Work to do
What number of lines in the material contain the word "Impressões"? Give that number alone.

Provided records
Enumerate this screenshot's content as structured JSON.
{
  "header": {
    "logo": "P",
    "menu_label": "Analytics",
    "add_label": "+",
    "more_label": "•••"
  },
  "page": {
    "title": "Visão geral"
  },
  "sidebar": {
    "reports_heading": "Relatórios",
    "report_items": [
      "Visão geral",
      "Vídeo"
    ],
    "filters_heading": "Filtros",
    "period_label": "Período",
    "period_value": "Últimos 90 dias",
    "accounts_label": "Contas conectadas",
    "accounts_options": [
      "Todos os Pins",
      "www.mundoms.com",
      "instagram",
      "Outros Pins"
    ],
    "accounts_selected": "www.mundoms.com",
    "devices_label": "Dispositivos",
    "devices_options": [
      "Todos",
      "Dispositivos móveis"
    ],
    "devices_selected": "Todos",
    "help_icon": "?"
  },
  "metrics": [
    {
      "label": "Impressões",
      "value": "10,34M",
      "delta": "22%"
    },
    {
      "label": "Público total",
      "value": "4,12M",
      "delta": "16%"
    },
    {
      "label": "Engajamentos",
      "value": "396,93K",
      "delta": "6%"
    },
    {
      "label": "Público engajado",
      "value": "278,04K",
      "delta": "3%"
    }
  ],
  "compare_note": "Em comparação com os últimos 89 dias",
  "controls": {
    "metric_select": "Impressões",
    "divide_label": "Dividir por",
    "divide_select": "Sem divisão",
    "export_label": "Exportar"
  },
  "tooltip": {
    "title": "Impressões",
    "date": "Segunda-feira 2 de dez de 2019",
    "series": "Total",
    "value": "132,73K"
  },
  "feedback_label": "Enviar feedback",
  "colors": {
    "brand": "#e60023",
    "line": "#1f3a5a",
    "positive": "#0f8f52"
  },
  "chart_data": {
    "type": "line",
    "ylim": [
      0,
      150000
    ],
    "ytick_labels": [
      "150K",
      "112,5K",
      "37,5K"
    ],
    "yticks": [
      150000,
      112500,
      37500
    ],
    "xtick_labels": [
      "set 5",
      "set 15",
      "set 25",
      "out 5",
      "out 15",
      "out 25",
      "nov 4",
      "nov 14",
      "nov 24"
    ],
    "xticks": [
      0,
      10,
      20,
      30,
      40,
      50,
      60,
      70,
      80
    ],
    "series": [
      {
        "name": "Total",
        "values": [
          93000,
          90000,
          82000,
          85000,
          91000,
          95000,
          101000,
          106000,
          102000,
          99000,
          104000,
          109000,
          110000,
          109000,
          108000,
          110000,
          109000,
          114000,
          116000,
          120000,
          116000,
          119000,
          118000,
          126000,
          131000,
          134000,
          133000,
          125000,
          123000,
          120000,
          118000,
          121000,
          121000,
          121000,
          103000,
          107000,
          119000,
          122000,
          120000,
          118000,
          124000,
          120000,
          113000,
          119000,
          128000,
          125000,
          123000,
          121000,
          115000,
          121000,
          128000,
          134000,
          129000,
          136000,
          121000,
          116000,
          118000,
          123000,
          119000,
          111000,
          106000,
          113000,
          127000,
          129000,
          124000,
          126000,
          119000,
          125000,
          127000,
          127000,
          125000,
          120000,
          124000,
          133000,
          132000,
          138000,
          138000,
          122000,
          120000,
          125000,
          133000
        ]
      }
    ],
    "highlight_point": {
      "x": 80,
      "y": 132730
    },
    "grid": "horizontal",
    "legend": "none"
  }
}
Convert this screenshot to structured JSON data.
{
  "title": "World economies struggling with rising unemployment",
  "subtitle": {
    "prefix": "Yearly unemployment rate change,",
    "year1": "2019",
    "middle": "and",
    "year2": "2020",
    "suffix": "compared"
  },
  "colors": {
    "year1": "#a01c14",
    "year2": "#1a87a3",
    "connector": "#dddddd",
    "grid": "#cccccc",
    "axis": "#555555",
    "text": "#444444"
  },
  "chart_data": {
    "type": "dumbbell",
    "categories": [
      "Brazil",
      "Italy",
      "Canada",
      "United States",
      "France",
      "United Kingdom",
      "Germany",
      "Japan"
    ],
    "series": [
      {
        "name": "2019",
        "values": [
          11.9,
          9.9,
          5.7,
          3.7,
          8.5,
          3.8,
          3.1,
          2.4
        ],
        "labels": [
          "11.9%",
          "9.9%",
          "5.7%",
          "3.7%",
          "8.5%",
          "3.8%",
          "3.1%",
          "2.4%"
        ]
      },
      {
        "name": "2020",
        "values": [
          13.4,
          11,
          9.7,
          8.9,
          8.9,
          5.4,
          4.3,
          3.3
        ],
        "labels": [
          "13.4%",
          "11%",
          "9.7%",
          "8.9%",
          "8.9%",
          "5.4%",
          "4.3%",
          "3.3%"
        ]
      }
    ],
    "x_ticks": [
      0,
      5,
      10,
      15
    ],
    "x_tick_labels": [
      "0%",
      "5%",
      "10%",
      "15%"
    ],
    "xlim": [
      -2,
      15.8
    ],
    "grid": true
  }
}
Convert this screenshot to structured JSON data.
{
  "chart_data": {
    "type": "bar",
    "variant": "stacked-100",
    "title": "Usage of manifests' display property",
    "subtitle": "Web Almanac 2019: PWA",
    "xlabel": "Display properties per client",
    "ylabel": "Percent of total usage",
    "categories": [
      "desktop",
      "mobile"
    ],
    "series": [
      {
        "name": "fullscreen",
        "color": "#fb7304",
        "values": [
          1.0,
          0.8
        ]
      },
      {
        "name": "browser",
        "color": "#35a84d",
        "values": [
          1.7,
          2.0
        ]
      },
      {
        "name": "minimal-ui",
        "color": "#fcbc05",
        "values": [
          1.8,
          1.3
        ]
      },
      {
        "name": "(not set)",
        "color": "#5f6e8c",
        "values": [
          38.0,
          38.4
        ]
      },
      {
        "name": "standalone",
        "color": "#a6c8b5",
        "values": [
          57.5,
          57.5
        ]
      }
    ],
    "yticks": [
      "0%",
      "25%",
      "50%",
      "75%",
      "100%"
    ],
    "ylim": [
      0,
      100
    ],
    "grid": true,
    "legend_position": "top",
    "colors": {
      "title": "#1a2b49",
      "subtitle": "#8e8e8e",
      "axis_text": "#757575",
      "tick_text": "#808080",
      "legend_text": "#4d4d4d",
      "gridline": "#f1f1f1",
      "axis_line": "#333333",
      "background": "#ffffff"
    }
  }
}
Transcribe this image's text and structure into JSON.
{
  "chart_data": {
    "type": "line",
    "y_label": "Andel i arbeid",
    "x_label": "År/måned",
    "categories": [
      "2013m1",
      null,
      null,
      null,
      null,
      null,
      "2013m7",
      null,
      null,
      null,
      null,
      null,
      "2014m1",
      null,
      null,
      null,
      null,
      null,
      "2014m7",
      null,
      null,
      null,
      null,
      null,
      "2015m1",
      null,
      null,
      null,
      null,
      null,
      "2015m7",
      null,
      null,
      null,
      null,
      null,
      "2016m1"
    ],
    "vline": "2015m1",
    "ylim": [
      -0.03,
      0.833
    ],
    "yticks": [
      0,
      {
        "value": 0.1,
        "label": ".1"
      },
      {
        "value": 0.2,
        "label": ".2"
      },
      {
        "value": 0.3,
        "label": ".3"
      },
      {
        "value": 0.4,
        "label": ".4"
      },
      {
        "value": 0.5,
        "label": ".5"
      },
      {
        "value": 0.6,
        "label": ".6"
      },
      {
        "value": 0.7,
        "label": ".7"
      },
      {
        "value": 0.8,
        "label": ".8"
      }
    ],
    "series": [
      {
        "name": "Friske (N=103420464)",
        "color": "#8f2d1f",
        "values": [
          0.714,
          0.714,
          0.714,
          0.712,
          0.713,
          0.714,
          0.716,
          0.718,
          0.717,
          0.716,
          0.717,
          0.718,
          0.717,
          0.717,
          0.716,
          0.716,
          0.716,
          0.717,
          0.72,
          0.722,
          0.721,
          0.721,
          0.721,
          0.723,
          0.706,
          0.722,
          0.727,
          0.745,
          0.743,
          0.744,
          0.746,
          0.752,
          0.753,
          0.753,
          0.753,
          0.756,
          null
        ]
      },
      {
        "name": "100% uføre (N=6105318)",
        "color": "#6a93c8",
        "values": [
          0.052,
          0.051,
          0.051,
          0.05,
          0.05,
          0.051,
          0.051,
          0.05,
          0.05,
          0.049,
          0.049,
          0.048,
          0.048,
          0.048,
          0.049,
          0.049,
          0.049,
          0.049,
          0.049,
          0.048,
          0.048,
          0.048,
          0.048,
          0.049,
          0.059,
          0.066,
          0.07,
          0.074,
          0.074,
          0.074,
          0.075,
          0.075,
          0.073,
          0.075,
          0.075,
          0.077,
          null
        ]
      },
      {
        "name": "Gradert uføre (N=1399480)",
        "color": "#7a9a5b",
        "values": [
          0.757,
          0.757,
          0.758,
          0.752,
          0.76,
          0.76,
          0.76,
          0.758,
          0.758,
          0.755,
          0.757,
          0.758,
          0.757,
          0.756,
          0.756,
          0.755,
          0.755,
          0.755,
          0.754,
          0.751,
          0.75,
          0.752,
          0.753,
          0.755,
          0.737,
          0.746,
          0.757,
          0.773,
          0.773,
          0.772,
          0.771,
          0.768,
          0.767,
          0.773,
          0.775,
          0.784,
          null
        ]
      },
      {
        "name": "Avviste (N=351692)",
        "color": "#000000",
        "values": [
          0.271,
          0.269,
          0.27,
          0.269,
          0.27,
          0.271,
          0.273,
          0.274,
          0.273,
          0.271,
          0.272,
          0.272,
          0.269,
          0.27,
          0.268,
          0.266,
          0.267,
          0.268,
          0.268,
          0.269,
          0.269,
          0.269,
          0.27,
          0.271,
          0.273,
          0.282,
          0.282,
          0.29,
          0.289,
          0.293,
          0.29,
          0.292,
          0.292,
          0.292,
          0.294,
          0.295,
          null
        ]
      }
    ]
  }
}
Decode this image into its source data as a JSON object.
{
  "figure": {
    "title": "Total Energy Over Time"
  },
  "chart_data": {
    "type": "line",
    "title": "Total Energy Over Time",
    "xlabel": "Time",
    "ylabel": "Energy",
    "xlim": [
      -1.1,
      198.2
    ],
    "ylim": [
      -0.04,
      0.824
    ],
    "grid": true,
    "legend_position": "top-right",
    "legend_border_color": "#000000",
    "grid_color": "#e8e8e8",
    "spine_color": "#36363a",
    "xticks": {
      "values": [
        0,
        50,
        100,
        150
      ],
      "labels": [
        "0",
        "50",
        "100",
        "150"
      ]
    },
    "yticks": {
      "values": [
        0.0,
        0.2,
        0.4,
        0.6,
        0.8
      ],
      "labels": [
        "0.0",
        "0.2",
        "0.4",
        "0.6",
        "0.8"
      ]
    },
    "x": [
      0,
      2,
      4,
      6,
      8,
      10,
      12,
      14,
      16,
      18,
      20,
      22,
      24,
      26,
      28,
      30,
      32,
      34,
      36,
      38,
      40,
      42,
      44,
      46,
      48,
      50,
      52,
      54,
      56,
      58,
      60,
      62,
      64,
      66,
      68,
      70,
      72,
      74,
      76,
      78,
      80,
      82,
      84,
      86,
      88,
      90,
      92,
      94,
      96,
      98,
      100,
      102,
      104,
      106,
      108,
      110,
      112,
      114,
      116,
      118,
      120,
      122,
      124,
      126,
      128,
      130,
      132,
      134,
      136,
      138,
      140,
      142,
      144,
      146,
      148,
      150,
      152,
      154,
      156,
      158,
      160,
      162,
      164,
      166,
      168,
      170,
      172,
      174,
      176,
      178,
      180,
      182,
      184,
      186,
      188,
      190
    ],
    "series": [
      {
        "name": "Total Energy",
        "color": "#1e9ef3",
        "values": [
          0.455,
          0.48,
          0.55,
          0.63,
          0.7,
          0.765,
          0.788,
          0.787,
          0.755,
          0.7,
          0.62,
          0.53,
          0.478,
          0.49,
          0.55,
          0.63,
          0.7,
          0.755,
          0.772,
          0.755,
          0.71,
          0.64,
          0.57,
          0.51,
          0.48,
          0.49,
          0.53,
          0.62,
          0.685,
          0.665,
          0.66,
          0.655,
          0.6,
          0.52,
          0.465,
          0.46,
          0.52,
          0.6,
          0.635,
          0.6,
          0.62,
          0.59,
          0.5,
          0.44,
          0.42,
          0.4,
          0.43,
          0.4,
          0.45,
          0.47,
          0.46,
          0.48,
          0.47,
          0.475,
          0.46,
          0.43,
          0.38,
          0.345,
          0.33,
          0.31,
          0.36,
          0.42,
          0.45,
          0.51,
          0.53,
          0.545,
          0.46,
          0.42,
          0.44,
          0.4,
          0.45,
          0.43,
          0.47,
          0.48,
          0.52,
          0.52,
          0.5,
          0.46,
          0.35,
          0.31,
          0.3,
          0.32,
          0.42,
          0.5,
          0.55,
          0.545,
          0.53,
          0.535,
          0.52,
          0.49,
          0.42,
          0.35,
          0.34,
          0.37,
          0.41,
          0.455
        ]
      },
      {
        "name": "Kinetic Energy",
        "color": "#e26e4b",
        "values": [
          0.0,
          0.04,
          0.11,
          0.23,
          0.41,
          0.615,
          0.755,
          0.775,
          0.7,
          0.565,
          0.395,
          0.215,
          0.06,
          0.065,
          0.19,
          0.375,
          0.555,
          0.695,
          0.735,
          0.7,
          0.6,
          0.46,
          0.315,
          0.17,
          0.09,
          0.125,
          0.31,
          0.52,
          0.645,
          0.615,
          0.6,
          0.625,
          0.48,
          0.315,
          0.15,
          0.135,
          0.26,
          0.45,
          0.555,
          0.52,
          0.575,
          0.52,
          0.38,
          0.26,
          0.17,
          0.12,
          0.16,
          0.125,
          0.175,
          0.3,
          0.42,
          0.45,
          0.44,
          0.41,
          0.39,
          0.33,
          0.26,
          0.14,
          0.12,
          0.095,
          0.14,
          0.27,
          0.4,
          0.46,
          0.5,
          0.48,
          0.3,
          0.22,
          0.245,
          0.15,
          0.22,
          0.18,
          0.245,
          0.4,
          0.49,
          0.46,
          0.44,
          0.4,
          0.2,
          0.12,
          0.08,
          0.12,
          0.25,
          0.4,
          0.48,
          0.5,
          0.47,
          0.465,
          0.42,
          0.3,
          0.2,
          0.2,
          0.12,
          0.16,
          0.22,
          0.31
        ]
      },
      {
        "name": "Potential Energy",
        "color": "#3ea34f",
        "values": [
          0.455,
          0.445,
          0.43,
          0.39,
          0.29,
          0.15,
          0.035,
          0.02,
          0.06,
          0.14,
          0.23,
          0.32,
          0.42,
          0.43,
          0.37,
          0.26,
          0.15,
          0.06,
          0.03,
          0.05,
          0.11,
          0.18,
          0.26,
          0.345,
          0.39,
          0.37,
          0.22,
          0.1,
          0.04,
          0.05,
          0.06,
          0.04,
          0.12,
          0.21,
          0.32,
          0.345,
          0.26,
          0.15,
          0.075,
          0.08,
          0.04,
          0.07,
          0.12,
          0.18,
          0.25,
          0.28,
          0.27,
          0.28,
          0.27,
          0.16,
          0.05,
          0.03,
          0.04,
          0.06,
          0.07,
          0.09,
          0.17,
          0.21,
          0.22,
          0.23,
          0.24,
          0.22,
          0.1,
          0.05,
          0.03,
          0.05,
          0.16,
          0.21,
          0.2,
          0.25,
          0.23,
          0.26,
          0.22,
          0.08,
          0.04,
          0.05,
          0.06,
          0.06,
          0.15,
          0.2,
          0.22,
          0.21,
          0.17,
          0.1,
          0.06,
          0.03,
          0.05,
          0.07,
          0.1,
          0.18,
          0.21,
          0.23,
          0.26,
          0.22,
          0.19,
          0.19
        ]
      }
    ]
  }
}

Exercise response
3